Start of SOURCE MATERIAL

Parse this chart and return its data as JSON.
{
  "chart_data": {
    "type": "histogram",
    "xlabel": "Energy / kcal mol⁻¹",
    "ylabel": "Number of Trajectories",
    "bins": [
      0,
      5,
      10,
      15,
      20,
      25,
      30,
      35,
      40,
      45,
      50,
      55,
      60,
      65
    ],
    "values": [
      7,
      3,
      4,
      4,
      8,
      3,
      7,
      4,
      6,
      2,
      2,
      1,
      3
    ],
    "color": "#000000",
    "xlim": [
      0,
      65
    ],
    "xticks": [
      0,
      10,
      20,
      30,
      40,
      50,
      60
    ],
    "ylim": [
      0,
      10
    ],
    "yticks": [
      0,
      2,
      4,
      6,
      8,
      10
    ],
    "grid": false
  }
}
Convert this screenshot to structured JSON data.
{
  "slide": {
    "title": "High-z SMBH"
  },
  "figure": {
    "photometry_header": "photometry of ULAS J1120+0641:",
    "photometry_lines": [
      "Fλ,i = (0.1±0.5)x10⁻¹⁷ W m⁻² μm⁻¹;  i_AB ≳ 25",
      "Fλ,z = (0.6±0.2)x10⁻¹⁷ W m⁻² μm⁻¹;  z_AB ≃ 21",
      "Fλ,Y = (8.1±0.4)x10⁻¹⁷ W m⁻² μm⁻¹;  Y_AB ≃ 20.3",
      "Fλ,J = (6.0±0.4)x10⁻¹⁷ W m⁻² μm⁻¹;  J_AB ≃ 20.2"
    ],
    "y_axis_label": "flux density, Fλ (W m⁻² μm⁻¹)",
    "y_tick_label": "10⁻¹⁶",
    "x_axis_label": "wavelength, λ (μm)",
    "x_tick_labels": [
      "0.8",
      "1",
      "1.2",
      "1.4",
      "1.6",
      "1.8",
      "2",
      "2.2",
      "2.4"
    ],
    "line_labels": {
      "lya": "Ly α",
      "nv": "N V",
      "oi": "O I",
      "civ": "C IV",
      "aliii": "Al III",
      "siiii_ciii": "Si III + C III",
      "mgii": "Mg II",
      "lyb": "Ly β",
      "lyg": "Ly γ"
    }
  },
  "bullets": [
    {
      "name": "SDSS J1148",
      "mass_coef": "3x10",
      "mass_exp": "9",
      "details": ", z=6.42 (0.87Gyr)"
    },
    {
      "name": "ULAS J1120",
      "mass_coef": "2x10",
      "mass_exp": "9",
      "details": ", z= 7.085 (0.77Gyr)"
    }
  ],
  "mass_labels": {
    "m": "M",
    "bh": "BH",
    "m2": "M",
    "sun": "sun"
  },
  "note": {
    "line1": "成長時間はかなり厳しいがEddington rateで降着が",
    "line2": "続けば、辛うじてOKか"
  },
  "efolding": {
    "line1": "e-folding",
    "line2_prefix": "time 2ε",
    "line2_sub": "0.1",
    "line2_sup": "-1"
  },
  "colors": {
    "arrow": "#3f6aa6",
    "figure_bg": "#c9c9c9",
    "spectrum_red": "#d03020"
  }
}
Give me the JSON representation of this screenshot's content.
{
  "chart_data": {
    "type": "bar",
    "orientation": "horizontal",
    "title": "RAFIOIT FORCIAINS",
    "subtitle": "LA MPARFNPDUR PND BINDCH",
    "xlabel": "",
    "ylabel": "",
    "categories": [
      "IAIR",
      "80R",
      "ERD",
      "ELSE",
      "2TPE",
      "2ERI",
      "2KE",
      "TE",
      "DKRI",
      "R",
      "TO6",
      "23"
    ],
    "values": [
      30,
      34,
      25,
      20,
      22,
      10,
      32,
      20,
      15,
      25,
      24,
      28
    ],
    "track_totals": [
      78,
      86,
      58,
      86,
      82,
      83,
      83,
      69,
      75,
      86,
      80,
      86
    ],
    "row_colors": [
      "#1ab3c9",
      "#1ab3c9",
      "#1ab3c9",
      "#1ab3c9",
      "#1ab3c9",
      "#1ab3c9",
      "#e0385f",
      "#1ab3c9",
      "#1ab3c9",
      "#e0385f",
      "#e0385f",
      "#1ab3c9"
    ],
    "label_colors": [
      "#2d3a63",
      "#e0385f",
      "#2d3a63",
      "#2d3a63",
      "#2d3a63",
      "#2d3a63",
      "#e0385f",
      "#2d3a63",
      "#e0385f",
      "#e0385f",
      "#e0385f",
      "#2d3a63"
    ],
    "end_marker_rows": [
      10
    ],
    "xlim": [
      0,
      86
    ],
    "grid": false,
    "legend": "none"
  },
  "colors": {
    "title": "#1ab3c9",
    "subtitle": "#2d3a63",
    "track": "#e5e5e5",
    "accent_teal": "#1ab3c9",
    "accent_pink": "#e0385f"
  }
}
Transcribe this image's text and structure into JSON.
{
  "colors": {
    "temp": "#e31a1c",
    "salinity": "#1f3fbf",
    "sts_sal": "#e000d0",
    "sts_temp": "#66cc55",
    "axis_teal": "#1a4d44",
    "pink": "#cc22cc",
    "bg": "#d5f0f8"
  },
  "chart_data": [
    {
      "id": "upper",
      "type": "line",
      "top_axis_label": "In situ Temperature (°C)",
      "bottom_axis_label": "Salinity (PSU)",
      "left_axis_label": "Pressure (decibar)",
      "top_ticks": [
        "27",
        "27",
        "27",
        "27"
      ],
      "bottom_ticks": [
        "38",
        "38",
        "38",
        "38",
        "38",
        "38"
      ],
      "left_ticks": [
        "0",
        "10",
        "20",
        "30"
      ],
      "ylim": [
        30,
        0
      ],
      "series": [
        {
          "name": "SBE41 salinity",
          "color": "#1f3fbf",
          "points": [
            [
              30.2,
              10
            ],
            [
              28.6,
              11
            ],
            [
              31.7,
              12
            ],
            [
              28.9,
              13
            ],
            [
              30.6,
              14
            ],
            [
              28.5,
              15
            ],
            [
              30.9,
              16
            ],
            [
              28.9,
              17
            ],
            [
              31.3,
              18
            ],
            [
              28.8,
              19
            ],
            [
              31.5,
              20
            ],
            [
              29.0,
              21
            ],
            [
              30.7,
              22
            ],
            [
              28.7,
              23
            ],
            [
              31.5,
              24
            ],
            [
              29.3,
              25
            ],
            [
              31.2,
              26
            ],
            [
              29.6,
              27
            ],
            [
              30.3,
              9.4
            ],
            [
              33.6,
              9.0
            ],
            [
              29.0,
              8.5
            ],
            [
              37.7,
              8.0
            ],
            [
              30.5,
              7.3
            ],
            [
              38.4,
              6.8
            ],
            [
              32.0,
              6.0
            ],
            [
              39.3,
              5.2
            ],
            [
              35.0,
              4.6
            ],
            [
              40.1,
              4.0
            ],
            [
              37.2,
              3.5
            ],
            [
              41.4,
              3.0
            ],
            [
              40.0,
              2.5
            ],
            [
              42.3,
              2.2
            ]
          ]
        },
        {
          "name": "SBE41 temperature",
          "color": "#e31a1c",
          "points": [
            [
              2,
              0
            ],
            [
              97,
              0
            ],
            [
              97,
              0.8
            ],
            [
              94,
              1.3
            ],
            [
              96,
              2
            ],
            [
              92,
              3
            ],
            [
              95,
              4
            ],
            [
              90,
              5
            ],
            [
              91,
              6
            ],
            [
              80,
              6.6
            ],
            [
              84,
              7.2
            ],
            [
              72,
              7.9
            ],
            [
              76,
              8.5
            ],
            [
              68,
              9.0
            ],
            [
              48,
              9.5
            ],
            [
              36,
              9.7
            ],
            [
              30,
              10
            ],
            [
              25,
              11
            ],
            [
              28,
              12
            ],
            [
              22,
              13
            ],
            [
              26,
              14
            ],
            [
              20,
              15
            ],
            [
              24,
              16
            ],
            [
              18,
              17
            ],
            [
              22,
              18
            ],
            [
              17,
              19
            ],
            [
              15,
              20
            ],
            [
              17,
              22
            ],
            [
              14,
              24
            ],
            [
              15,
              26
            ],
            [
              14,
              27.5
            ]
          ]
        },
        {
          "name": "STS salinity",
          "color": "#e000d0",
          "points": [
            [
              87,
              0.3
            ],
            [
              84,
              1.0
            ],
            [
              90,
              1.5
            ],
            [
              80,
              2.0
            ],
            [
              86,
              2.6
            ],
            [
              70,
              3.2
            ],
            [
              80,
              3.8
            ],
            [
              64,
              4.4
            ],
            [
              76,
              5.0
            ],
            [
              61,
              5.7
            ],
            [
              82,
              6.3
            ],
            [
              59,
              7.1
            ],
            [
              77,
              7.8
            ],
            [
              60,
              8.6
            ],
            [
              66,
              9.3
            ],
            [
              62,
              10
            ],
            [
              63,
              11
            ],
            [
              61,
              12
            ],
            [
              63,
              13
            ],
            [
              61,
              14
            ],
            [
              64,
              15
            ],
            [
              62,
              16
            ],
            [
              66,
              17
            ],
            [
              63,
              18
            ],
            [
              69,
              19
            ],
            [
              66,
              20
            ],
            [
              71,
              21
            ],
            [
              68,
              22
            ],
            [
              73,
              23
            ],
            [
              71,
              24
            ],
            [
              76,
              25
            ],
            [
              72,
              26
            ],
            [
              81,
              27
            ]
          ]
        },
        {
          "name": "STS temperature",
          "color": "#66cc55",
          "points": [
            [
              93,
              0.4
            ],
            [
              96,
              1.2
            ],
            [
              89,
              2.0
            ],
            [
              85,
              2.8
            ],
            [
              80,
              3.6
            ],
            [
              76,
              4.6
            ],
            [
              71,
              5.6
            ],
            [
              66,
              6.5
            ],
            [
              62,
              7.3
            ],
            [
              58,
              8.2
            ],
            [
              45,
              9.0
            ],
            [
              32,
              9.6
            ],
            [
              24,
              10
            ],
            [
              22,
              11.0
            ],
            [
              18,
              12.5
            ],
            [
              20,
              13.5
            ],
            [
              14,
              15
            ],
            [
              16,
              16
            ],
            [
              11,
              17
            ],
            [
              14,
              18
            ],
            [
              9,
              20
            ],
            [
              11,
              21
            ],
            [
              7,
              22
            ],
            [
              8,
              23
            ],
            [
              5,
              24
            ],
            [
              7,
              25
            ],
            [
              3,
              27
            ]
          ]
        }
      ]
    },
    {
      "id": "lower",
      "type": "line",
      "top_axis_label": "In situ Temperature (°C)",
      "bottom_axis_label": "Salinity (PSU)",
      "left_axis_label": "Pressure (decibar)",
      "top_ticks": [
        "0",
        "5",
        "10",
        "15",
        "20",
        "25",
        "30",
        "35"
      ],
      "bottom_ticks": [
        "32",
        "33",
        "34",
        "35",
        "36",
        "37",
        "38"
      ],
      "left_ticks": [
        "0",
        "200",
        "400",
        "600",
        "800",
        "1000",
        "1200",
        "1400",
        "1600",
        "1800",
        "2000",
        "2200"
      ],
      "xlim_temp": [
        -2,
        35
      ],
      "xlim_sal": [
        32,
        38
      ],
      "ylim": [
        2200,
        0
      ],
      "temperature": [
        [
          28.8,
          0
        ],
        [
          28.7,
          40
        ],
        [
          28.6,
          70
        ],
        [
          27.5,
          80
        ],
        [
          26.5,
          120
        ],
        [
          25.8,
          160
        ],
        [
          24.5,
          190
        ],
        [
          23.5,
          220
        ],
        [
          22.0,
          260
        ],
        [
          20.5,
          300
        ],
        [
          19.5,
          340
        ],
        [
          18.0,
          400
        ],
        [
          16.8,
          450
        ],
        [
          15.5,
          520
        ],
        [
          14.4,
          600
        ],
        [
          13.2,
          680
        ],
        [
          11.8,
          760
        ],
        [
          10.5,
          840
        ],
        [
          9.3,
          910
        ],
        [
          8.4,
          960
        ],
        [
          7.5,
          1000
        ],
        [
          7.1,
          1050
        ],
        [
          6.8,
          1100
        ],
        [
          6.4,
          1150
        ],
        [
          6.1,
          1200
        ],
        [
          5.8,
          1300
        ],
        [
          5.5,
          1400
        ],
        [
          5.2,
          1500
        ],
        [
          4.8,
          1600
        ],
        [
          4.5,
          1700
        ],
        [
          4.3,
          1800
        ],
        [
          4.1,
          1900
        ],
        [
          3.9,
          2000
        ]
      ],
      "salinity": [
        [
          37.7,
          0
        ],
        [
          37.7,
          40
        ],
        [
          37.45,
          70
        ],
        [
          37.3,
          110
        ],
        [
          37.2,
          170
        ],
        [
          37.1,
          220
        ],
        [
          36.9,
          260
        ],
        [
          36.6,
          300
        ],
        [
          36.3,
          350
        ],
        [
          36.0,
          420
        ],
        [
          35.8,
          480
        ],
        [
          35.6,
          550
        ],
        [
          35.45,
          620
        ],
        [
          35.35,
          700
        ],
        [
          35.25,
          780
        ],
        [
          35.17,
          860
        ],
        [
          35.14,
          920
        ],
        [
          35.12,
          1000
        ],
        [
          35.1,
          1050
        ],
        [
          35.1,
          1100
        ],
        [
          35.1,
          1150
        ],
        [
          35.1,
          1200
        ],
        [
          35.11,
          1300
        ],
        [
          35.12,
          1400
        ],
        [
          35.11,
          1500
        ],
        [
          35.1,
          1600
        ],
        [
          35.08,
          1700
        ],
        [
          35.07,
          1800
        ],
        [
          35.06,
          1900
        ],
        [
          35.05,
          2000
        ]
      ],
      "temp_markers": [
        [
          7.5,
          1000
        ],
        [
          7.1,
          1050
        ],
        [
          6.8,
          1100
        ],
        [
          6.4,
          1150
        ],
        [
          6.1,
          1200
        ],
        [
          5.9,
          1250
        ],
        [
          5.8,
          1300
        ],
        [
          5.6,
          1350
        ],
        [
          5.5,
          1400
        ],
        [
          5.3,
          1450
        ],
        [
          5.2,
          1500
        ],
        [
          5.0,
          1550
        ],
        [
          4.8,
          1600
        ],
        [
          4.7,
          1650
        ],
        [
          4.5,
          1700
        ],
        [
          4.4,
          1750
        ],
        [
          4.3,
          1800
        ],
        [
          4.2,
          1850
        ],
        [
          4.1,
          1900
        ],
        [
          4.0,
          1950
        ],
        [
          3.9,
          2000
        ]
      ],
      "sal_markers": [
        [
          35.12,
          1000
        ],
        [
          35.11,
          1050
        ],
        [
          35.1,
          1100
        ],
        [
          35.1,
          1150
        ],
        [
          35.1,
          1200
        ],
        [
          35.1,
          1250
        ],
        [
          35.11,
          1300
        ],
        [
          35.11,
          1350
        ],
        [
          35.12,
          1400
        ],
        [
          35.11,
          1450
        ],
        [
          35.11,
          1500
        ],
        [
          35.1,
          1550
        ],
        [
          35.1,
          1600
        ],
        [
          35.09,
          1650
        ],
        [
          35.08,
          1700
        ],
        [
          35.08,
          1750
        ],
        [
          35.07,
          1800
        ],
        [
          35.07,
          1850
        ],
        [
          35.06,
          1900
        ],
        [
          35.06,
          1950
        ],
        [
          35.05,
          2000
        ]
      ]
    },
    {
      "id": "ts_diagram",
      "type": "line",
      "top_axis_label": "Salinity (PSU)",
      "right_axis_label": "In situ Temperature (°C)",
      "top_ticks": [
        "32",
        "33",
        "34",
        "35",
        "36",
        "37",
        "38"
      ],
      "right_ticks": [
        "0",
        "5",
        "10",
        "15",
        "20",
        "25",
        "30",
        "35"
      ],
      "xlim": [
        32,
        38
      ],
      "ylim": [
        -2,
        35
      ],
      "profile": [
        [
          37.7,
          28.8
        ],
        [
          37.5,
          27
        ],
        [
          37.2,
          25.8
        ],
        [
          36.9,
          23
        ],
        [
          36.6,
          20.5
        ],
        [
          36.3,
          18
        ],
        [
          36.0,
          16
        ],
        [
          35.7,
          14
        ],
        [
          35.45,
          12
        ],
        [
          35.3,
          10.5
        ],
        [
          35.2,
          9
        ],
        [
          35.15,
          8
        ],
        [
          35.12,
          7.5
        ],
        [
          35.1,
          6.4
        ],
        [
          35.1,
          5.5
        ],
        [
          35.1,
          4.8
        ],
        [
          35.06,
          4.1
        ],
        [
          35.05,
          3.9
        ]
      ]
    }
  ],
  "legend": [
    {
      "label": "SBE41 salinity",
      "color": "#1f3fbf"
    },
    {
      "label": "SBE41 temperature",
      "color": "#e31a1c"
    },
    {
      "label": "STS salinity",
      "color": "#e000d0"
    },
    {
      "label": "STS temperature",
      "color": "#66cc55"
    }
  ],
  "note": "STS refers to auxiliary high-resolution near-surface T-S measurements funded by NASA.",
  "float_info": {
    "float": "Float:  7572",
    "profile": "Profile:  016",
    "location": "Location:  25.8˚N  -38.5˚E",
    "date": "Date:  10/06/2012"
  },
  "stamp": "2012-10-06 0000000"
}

End of SOURCE MATERIAL

[PROBLEM DETAILS] Single out each line of the records above with the string "ULAS" in it, and copy it.

[FULL ANSWER]
    "photometry_header": "photometry of ULAS J1120+0641:",
      "name": "ULAS J1120",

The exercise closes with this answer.